> [YOUR INSTRUCTIONS]:
Determine the number of lines containing the word "middle". Reply with it and nothing else.

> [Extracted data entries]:
——

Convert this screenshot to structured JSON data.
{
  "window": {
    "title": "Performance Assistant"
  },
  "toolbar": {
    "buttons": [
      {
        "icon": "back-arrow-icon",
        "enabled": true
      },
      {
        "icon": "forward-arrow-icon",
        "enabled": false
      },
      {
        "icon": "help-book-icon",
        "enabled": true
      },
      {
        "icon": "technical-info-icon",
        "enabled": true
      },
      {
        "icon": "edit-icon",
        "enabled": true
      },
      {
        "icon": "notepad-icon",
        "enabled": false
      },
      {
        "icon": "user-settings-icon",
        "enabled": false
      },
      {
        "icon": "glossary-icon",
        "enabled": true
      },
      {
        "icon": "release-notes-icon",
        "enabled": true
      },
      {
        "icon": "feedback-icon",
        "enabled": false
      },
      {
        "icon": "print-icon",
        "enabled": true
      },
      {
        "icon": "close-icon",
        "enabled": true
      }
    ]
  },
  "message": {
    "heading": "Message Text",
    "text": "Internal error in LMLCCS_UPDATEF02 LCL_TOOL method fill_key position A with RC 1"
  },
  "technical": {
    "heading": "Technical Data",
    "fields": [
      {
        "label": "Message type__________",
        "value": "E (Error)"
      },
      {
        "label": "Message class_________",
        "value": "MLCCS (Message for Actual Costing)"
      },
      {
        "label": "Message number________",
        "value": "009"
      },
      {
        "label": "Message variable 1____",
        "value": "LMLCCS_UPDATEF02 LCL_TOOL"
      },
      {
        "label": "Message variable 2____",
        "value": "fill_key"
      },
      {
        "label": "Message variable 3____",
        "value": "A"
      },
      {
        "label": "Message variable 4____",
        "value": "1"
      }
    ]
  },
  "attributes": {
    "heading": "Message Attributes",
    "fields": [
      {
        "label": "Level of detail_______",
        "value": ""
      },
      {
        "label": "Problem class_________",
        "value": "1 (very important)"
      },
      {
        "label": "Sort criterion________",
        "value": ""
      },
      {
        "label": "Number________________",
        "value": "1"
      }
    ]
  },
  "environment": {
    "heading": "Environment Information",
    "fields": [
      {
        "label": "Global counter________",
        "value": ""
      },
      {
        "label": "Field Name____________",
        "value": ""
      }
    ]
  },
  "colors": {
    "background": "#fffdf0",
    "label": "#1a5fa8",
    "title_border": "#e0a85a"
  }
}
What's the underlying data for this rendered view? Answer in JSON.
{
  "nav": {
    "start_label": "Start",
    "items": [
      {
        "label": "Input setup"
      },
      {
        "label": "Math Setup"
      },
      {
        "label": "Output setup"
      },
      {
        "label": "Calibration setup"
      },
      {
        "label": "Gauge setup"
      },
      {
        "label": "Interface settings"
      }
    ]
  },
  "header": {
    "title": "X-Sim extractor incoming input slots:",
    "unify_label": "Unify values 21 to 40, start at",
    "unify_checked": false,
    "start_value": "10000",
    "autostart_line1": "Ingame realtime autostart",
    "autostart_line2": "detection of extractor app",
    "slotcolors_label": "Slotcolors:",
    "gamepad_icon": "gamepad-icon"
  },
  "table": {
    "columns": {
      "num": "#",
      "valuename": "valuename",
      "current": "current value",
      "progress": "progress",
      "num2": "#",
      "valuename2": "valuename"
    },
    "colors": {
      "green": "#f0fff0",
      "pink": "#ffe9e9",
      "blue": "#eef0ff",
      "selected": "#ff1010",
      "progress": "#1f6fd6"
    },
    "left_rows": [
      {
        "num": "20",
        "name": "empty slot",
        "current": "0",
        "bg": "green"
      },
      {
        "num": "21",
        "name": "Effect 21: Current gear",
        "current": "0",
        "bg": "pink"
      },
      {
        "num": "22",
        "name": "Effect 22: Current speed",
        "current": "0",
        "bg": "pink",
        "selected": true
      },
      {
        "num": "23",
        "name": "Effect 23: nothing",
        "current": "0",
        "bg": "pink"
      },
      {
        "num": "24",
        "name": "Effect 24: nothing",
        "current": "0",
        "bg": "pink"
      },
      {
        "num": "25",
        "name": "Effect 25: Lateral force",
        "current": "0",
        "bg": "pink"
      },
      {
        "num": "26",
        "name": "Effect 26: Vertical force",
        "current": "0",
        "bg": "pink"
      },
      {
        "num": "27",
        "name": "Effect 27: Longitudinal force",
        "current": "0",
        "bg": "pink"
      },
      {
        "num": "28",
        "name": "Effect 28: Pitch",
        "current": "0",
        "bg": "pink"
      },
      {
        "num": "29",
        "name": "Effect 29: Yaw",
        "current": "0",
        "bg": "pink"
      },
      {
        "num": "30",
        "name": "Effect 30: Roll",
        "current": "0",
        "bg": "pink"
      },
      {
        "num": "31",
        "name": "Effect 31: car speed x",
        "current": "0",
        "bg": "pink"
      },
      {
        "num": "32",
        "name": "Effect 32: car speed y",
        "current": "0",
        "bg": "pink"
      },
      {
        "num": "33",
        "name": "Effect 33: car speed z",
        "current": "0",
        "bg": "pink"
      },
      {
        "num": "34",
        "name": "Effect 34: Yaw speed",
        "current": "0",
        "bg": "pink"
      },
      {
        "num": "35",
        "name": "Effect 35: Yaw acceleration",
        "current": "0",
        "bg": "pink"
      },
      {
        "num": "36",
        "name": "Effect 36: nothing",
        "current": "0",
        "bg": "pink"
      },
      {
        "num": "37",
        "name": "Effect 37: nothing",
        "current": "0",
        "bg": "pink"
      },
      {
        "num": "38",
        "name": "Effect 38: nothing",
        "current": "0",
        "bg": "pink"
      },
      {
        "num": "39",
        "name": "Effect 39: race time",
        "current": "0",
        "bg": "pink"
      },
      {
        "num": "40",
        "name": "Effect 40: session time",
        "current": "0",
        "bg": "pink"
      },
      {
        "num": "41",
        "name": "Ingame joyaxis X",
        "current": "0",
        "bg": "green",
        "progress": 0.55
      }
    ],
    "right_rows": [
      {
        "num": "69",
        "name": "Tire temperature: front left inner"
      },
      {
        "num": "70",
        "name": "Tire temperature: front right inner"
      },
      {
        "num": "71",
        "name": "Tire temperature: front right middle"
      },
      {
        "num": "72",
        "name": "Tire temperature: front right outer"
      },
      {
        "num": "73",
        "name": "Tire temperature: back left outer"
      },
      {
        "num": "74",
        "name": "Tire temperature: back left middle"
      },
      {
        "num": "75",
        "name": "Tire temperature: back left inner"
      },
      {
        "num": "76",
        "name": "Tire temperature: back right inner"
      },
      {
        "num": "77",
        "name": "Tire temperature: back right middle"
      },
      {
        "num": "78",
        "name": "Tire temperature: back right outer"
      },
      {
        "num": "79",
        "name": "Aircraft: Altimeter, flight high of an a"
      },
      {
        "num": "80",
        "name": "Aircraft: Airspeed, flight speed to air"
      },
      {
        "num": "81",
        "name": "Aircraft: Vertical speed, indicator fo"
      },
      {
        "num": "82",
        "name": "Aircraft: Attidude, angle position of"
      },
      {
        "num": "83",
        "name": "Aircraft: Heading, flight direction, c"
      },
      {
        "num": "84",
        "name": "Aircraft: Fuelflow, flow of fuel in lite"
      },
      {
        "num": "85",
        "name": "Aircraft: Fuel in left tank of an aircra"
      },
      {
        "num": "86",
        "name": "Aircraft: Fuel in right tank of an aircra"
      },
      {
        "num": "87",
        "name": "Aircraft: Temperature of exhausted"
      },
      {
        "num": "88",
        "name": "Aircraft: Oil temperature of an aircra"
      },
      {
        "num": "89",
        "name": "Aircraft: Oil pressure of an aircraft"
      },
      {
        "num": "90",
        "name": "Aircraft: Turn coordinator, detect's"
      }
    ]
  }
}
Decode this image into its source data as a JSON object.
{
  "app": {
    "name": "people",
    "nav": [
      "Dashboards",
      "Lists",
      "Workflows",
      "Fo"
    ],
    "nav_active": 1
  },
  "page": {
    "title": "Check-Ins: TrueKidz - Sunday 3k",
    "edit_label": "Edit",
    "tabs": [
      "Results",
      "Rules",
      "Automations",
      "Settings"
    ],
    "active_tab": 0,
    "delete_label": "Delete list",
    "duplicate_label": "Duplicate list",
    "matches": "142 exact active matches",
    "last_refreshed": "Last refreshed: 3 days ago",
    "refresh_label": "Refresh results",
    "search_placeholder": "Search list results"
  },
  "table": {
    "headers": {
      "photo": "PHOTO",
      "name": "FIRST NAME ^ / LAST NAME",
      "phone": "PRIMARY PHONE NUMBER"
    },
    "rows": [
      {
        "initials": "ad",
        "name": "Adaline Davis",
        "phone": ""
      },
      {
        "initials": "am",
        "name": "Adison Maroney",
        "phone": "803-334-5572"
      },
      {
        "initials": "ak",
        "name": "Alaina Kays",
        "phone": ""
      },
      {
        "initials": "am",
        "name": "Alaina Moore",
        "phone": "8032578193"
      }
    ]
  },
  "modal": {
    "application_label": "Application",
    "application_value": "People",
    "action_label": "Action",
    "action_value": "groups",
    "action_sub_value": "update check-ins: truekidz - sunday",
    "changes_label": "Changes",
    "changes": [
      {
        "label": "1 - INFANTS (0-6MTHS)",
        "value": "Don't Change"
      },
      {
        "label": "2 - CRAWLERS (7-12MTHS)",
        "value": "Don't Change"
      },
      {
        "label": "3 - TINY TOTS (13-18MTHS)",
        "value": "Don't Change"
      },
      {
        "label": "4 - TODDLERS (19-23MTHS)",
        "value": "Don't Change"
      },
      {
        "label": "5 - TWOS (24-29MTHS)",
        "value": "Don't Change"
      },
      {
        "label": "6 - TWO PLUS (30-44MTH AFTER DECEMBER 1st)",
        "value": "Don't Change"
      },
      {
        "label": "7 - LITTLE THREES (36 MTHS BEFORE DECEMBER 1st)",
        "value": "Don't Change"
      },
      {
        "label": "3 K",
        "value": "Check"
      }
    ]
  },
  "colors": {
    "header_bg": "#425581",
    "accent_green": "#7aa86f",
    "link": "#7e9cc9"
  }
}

——

> [SOLUTION FOR THIS PROBLEM]:
3